Quote the listing in full, exactly as given, minus any pictures.

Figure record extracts
━━━━━━━━

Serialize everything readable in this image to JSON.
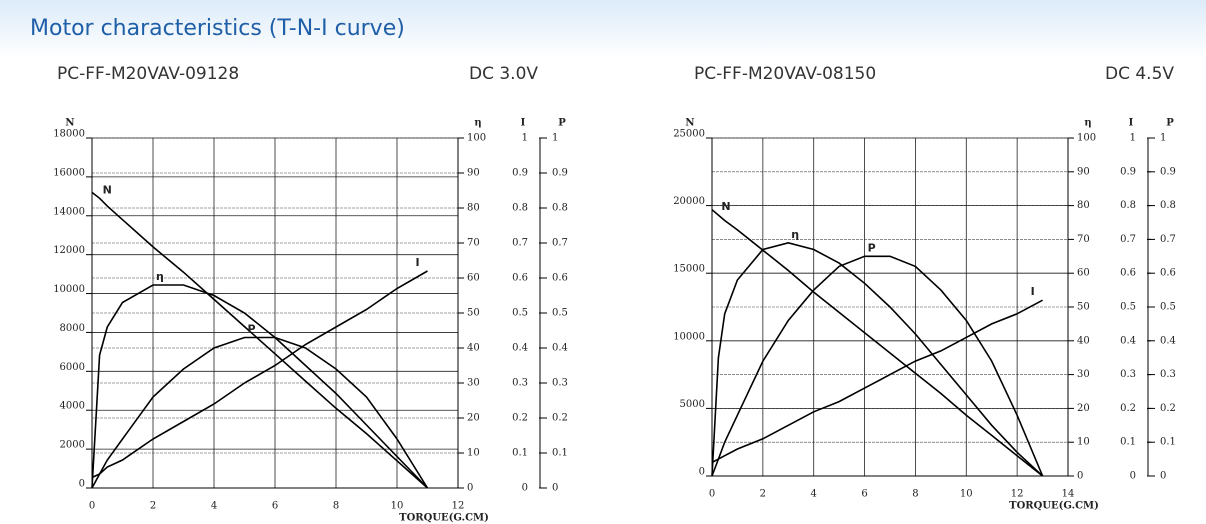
{
  "header": {
    "title": "Motor characteristics (T-N-I curve)"
  },
  "chart_data": [
    {
      "type": "line",
      "title": "PC-FF-M20VAV-09128",
      "subtitle": "DC 3.0V",
      "xlabel": "TORQUE(G.CM)",
      "ylabel": "N",
      "y2label": "η",
      "y3label": "I",
      "y4label": "P",
      "x": [
        0,
        0.25,
        0.5,
        1,
        2,
        3,
        4,
        5,
        6,
        7,
        8,
        9,
        10,
        11
      ],
      "xlim": [
        0,
        12
      ],
      "xticks": [
        0,
        2,
        4,
        6,
        8,
        10,
        12
      ],
      "ylim": [
        0,
        18000
      ],
      "yticks": [
        0,
        2000,
        4000,
        6000,
        8000,
        10000,
        12000,
        14000,
        16000,
        18000
      ],
      "y2lim": [
        0,
        100
      ],
      "y2ticks": [
        0,
        10,
        20,
        30,
        40,
        50,
        60,
        70,
        80,
        90,
        100
      ],
      "y3lim": [
        0,
        1
      ],
      "y3ticks": [
        0,
        0.1,
        0.2,
        0.3,
        0.4,
        0.5,
        0.6,
        0.7,
        0.8,
        0.9,
        1
      ],
      "y4lim": [
        0,
        1
      ],
      "y4ticks": [
        0,
        0.1,
        0.2,
        0.3,
        0.4,
        0.5,
        0.6,
        0.7,
        0.8,
        0.9,
        1
      ],
      "grid": true,
      "series": [
        {
          "name": "N",
          "color": "#000000",
          "axis": "y",
          "values": [
            15200,
            14900,
            14500,
            13800,
            12400,
            11100,
            9700,
            8300,
            6900,
            5500,
            4100,
            2800,
            1400,
            0
          ]
        },
        {
          "name": "η",
          "color": "#000000",
          "axis": "y2",
          "values": [
            0,
            38,
            46,
            53,
            58,
            58,
            55,
            50,
            43,
            35,
            27,
            18,
            9,
            0
          ]
        },
        {
          "name": "I",
          "color": "#000000",
          "axis": "y3",
          "values": [
            0.03,
            0.04,
            0.06,
            0.08,
            0.14,
            0.19,
            0.24,
            0.3,
            0.35,
            0.41,
            0.46,
            0.51,
            0.57,
            0.62
          ]
        },
        {
          "name": "P",
          "color": "#000000",
          "axis": "y4",
          "values": [
            0,
            0.04,
            0.08,
            0.14,
            0.26,
            0.34,
            0.4,
            0.43,
            0.43,
            0.4,
            0.34,
            0.26,
            0.14,
            0
          ]
        }
      ]
    },
    {
      "type": "line",
      "title": "PC-FF-M20VAV-08150",
      "subtitle": "DC 4.5V",
      "xlabel": "TORQUE(G.CM)",
      "ylabel": "N",
      "y2label": "η",
      "y3label": "I",
      "y4label": "P",
      "x": [
        0,
        0.25,
        0.5,
        1,
        2,
        3,
        4,
        5,
        6,
        7,
        8,
        9,
        10,
        11,
        12,
        13
      ],
      "xlim": [
        0,
        14
      ],
      "xticks": [
        0,
        2,
        4,
        6,
        8,
        10,
        12,
        14
      ],
      "ylim": [
        0,
        25000
      ],
      "yticks": [
        0,
        5000,
        10000,
        15000,
        20000,
        25000
      ],
      "y2lim": [
        0,
        100
      ],
      "y2ticks": [
        0,
        10,
        20,
        30,
        40,
        50,
        60,
        70,
        80,
        90,
        100
      ],
      "y3lim": [
        0,
        1
      ],
      "y3ticks": [
        0,
        0.1,
        0.2,
        0.3,
        0.4,
        0.5,
        0.6,
        0.7,
        0.8,
        0.9,
        1
      ],
      "y4lim": [
        0,
        1
      ],
      "y4ticks": [
        0,
        0.1,
        0.2,
        0.3,
        0.4,
        0.5,
        0.6,
        0.7,
        0.8,
        0.9,
        1
      ],
      "grid": true,
      "series": [
        {
          "name": "N",
          "color": "#000000",
          "axis": "y",
          "values": [
            19700,
            19300,
            18900,
            18200,
            16700,
            15200,
            13600,
            12100,
            10600,
            9100,
            7600,
            6100,
            4500,
            3000,
            1500,
            0
          ]
        },
        {
          "name": "η",
          "color": "#000000",
          "axis": "y2",
          "values": [
            0,
            35,
            48,
            58,
            67,
            69,
            67,
            63,
            57,
            50,
            42,
            33,
            24,
            15,
            7,
            0
          ]
        },
        {
          "name": "I",
          "color": "#000000",
          "axis": "y3",
          "values": [
            0.04,
            0.05,
            0.06,
            0.08,
            0.11,
            0.15,
            0.19,
            0.22,
            0.26,
            0.3,
            0.34,
            0.37,
            0.41,
            0.45,
            0.48,
            0.52
          ]
        },
        {
          "name": "P",
          "color": "#000000",
          "axis": "y4",
          "values": [
            0,
            0.05,
            0.1,
            0.18,
            0.34,
            0.46,
            0.55,
            0.62,
            0.65,
            0.65,
            0.62,
            0.55,
            0.46,
            0.34,
            0.18,
            0
          ]
        }
      ]
    }
  ]
}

━━━━━━━━

Completed exercise:
Serialize everything readable in this image to JSON.
{
  "header": {
    "title": "Motor characteristics (T-N-I curve)"
  },
  "chart_data": [
    {
      "type": "line",
      "title": "PC-FF-M20VAV-09128",
      "subtitle": "DC 3.0V",
      "xlabel": "TORQUE(G.CM)",
      "ylabel": "N",
      "y2label": "η",
      "y3label": "I",
      "y4label": "P",
      "x": [
        0,
        0.25,
        0.5,
        1,
        2,
        3,
        4,
        5,
        6,
        7,
        8,
        9,
        10,
        11
      ],
      "xlim": [
        0,
        12
      ],
      "xticks": [
        0,
        2,
        4,
        6,
        8,
        10,
        12
      ],
      "ylim": [
        0,
        18000
      ],
      "yticks": [
        0,
        2000,
        4000,
        6000,
        8000,
        10000,
        12000,
        14000,
        16000,
        18000
      ],
      "y2lim": [
        0,
        100
      ],
      "y2ticks": [
        0,
        10,
        20,
        30,
        40,
        50,
        60,
        70,
        80,
        90,
        100
      ],
      "y3lim": [
        0,
        1
      ],
      "y3ticks": [
        0,
        0.1,
        0.2,
        0.3,
        0.4,
        0.5,
        0.6,
        0.7,
        0.8,
        0.9,
        1
      ],
      "y4lim": [
        0,
        1
      ],
      "y4ticks": [
        0,
        0.1,
        0.2,
        0.3,
        0.4,
        0.5,
        0.6,
        0.7,
        0.8,
        0.9,
        1
      ],
      "grid": true,
      "series": [
        {
          "name": "N",
          "color": "#000000",
          "axis": "y",
          "values": [
            15200,
            14900,
            14500,
            13800,
            12400,
            11100,
            9700,
            8300,
            6900,
            5500,
            4100,
            2800,
            1400,
            0
          ]
        },
        {
          "name": "η",
          "color": "#000000",
          "axis": "y2",
          "values": [
            0,
            38,
            46,
            53,
            58,
            58,
            55,
            50,
            43,
            35,
            27,
            18,
            9,
            0
          ]
        },
        {
          "name": "I",
          "color": "#000000",
          "axis": "y3",
          "values": [
            0.03,
            0.04,
            0.06,
            0.08,
            0.14,
            0.19,
            0.24,
            0.3,
            0.35,
            0.41,
            0.46,
            0.51,
            0.57,
            0.62
          ]
        },
        {
          "name": "P",
          "color": "#000000",
          "axis": "y4",
          "values": [
            0,
            0.04,
            0.08,
            0.14,
            0.26,
            0.34,
            0.4,
            0.43,
            0.43,
            0.4,
            0.34,
            0.26,
            0.14,
            0
          ]
        }
      ]
    },
    {
      "type": "line",
      "title": "PC-FF-M20VAV-08150",
      "subtitle": "DC 4.5V",
      "xlabel": "TORQUE(G.CM)",
      "ylabel": "N",
      "y2label": "η",
      "y3label": "I",
      "y4label": "P",
      "x": [
        0,
        0.25,
        0.5,
        1,
        2,
        3,
        4,
        5,
        6,
        7,
        8,
        9,
        10,
        11,
        12,
        13
      ],
      "xlim": [
        0,
        14
      ],
      "xticks": [
        0,
        2,
        4,
        6,
        8,
        10,
        12,
        14
      ],
      "ylim": [
        0,
        25000
      ],
      "yticks": [
        0,
        5000,
        10000,
        15000,
        20000,
        25000
      ],
      "y2lim": [
        0,
        100
      ],
      "y2ticks": [
        0,
        10,
        20,
        30,
        40,
        50,
        60,
        70,
        80,
        90,
        100
      ],
      "y3lim": [
        0,
        1
      ],
      "y3ticks": [
        0,
        0.1,
        0.2,
        0.3,
        0.4,
        0.5,
        0.6,
        0.7,
        0.8,
        0.9,
        1
      ],
      "y4lim": [
        0,
        1
      ],
      "y4ticks": [
        0,
        0.1,
        0.2,
        0.3,
        0.4,
        0.5,
        0.6,
        0.7,
        0.8,
        0.9,
        1
      ],
      "grid": true,
      "series": [
        {
          "name": "N",
          "color": "#000000",
          "axis": "y",
          "values": [
            19700,
            19300,
            18900,
            18200,
            16700,
            15200,
            13600,
            12100,
            10600,
            9100,
            7600,
            6100,
            4500,
            3000,
            1500,
            0
          ]
        },
        {
          "name": "η",
          "color": "#000000",
          "axis": "y2",
          "values": [
            0,
            35,
            48,
            58,
            67,
            69,
            67,
            63,
            57,
            50,
            42,
            33,
            24,
            15,
            7,
            0
          ]
        },
        {
          "name": "I",
          "color": "#000000",
          "axis": "y3",
          "values": [
            0.04,
            0.05,
            0.06,
            0.08,
            0.11,
            0.15,
            0.19,
            0.22,
            0.26,
            0.3,
            0.34,
            0.37,
            0.41,
            0.45,
            0.48,
            0.52
          ]
        },
        {
          "name": "P",
          "color": "#000000",
          "axis": "y4",
          "values": [
            0,
            0.05,
            0.1,
            0.18,
            0.34,
            0.46,
            0.55,
            0.62,
            0.65,
            0.65,
            0.62,
            0.55,
            0.46,
            0.34,
            0.18,
            0
          ]
        }
      ]
    }
  ]
}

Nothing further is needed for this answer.